## Task objective:
Write the material out again exactly as it stands.

Stored records
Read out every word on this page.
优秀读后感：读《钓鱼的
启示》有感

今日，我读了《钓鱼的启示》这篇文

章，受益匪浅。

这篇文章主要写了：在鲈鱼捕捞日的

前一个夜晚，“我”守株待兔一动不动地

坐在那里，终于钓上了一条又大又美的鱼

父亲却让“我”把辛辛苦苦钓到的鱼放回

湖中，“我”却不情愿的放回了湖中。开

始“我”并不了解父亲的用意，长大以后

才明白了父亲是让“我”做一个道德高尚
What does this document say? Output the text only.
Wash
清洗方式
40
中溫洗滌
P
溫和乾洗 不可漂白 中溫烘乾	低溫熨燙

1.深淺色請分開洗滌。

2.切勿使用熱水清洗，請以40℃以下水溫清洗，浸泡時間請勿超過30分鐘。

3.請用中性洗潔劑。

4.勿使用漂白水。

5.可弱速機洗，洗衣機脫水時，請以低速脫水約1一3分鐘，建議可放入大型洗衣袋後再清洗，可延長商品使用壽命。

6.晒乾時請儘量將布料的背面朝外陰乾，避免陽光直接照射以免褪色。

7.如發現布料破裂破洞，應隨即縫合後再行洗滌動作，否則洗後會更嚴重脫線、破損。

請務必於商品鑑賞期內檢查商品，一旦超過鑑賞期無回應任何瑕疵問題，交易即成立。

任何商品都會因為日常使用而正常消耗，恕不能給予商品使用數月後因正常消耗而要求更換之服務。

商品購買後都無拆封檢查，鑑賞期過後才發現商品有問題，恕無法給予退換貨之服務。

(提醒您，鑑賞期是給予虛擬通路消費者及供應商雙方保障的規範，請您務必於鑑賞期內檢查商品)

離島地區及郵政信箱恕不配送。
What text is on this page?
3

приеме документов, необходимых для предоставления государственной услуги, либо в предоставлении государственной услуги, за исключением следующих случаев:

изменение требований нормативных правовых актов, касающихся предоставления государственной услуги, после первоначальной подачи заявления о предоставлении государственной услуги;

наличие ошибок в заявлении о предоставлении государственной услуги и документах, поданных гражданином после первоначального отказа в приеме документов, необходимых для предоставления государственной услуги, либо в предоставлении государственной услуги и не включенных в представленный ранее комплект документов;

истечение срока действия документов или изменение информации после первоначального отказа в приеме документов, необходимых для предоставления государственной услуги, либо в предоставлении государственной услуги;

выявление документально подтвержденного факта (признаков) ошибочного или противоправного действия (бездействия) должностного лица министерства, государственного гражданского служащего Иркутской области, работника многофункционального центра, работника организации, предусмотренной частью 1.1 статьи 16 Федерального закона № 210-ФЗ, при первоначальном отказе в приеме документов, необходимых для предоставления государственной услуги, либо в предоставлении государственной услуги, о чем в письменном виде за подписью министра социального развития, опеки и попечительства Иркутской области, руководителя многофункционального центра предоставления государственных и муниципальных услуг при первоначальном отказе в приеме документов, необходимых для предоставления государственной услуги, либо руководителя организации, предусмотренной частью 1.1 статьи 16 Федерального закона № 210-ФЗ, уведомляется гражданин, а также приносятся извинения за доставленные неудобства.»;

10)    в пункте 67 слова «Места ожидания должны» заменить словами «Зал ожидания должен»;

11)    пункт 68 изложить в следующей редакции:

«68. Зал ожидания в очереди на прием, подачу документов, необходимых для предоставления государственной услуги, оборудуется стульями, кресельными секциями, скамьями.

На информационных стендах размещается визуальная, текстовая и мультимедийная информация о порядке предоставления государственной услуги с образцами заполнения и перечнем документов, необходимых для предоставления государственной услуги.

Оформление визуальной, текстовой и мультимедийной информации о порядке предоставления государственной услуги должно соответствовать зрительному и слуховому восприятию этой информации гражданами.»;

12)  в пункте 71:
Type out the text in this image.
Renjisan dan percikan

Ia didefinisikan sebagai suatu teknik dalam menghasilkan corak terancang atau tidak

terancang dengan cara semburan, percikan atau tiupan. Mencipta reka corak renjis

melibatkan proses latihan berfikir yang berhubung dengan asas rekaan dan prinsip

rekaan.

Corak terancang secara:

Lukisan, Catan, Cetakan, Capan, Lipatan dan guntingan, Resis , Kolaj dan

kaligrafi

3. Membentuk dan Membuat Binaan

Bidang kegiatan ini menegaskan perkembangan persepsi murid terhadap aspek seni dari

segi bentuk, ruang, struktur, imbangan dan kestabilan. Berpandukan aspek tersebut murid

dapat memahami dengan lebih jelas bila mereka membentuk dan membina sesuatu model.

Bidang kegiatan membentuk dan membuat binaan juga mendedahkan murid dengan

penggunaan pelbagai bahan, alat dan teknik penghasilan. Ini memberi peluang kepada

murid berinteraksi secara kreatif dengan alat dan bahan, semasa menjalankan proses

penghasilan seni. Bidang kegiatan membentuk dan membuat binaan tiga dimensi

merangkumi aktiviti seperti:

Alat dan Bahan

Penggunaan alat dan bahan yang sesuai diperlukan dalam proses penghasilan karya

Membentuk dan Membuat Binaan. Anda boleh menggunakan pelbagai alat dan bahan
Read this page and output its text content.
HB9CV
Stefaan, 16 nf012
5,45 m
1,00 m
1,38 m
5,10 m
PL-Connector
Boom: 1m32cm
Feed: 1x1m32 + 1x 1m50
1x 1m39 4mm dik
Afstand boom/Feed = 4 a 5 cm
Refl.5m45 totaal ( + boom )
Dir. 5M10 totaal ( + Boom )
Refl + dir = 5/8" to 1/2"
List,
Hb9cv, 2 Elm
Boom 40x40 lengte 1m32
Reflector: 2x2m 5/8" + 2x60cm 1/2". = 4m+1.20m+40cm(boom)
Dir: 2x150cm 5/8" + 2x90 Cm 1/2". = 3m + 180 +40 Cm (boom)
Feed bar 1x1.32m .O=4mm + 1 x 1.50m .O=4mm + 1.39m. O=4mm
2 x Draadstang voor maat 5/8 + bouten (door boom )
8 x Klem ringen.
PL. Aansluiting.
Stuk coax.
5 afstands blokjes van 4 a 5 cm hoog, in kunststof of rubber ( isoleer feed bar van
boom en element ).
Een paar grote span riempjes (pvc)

## Expected output:
Read out every word on this page.
优秀读后感：读《钓鱼的
启示》有感

今日，我读了《钓鱼的启示》这篇文

章，受益匪浅。

这篇文章主要写了：在鲈鱼捕捞日的

前一个夜晚，“我”守株待兔一动不动地

坐在那里，终于钓上了一条又大又美的鱼

父亲却让“我”把辛辛苦苦钓到的鱼放回

湖中，“我”却不情愿的放回了湖中。开

始“我”并不了解父亲的用意，长大以后

才明白了父亲是让“我”做一个道德高尚
What does this document say? Output the text only.
Wash
清洗方式
40
中溫洗滌
P
溫和乾洗 不可漂白 中溫烘乾	低溫熨燙

1.深淺色請分開洗滌。

2.切勿使用熱水清洗，請以40℃以下水溫清洗，浸泡時間請勿超過30分鐘。

3.請用中性洗潔劑。

4.勿使用漂白水。

5.可弱速機洗，洗衣機脫水時，請以低速脫水約1一3分鐘，建議可放入大型洗衣袋後再清洗，可延長商品使用壽命。

6.晒乾時請儘量將布料的背面朝外陰乾，避免陽光直接照射以免褪色。

7.如發現布料破裂破洞，應隨即縫合後再行洗滌動作，否則洗後會更嚴重脫線、破損。

請務必於商品鑑賞期內檢查商品，一旦超過鑑賞期無回應任何瑕疵問題，交易即成立。

任何商品都會因為日常使用而正常消耗，恕不能給予商品使用數月後因正常消耗而要求更換之服務。

商品購買後都無拆封檢查，鑑賞期過後才發現商品有問題，恕無法給予退換貨之服務。

(提醒您，鑑賞期是給予虛擬通路消費者及供應商雙方保障的規範，請您務必於鑑賞期內檢查商品)

離島地區及郵政信箱恕不配送。
What text is on this page?
3

приеме документов, необходимых для предоставления государственной услуги, либо в предоставлении государственной услуги, за исключением следующих случаев:

изменение требований нормативных правовых актов, касающихся предоставления государственной услуги, после первоначальной подачи заявления о предоставлении государственной услуги;

наличие ошибок в заявлении о предоставлении государственной услуги и документах, поданных гражданином после первоначального отказа в приеме документов, необходимых для предоставления государственной услуги, либо в предоставлении государственной услуги и не включенных в представленный ранее комплект документов;

истечение срока действия документов или изменение информации после первоначального отказа в приеме документов, необходимых для предоставления государственной услуги, либо в предоставлении государственной услуги;

выявление документально подтвержденного факта (признаков) ошибочного или противоправного действия (бездействия) должностного лица министерства, государственного гражданского служащего Иркутской области, работника многофункционального центра, работника организации, предусмотренной частью 1.1 статьи 16 Федерального закона № 210-ФЗ, при первоначальном отказе в приеме документов, необходимых для предоставления государственной услуги, либо в предоставлении государственной услуги, о чем в письменном виде за подписью министра социального развития, опеки и попечительства Иркутской области, руководителя многофункционального центра предоставления государственных и муниципальных услуг при первоначальном отказе в приеме документов, необходимых для предоставления государственной услуги, либо руководителя организации, предусмотренной частью 1.1 статьи 16 Федерального закона № 210-ФЗ, уведомляется гражданин, а также приносятся извинения за доставленные неудобства.»;

10)    в пункте 67 слова «Места ожидания должны» заменить словами «Зал ожидания должен»;

11)    пункт 68 изложить в следующей редакции:

«68. Зал ожидания в очереди на прием, подачу документов, необходимых для предоставления государственной услуги, оборудуется стульями, кресельными секциями, скамьями.

На информационных стендах размещается визуальная, текстовая и мультимедийная информация о порядке предоставления государственной услуги с образцами заполнения и перечнем документов, необходимых для предоставления государственной услуги.

Оформление визуальной, текстовой и мультимедийной информации о порядке предоставления государственной услуги должно соответствовать зрительному и слуховому восприятию этой информации гражданами.»;

12)  в пункте 71:
Type out the text in this image.
Renjisan dan percikan

Ia didefinisikan sebagai suatu teknik dalam menghasilkan corak terancang atau tidak

terancang dengan cara semburan, percikan atau tiupan. Mencipta reka corak renjis

melibatkan proses latihan berfikir yang berhubung dengan asas rekaan dan prinsip

rekaan.

Corak terancang secara:

Lukisan, Catan, Cetakan, Capan, Lipatan dan guntingan, Resis , Kolaj dan

kaligrafi

3. Membentuk dan Membuat Binaan

Bidang kegiatan ini menegaskan perkembangan persepsi murid terhadap aspek seni dari

segi bentuk, ruang, struktur, imbangan dan kestabilan. Berpandukan aspek tersebut murid

dapat memahami dengan lebih jelas bila mereka membentuk dan membina sesuatu model.

Bidang kegiatan membentuk dan membuat binaan juga mendedahkan murid dengan

penggunaan pelbagai bahan, alat dan teknik penghasilan. Ini memberi peluang kepada

murid berinteraksi secara kreatif dengan alat dan bahan, semasa menjalankan proses

penghasilan seni. Bidang kegiatan membentuk dan membuat binaan tiga dimensi

merangkumi aktiviti seperti:

Alat dan Bahan

Penggunaan alat dan bahan yang sesuai diperlukan dalam proses penghasilan karya

Membentuk dan Membuat Binaan. Anda boleh menggunakan pelbagai alat dan bahan
Read this page and output its text content.
HB9CV
Stefaan, 16 nf012
5,45 m
1,00 m
1,38 m
5,10 m
PL-Connector
Boom: 1m32cm
Feed: 1x1m32 + 1x 1m50
1x 1m39 4mm dik
Afstand boom/Feed = 4 a 5 cm
Refl.5m45 totaal ( + boom )
Dir. 5M10 totaal ( + Boom )
Refl + dir = 5/8" to 1/2"
List,
Hb9cv, 2 Elm
Boom 40x40 lengte 1m32
Reflector: 2x2m 5/8" + 2x60cm 1/2". = 4m+1.20m+40cm(boom)
Dir: 2x150cm 5/8" + 2x90 Cm 1/2". = 3m + 180 +40 Cm (boom)
Feed bar 1x1.32m .O=4mm + 1 x 1.50m .O=4mm + 1.39m. O=4mm
2 x Draadstang voor maat 5/8 + bouten (door boom )
8 x Klem ringen.
PL. Aansluiting.
Stuk coax.
5 afstands blokjes van 4 a 5 cm hoog, in kunststof of rubber ( isoleer feed bar van
boom en element ).
Een paar grote span riempjes (pvc)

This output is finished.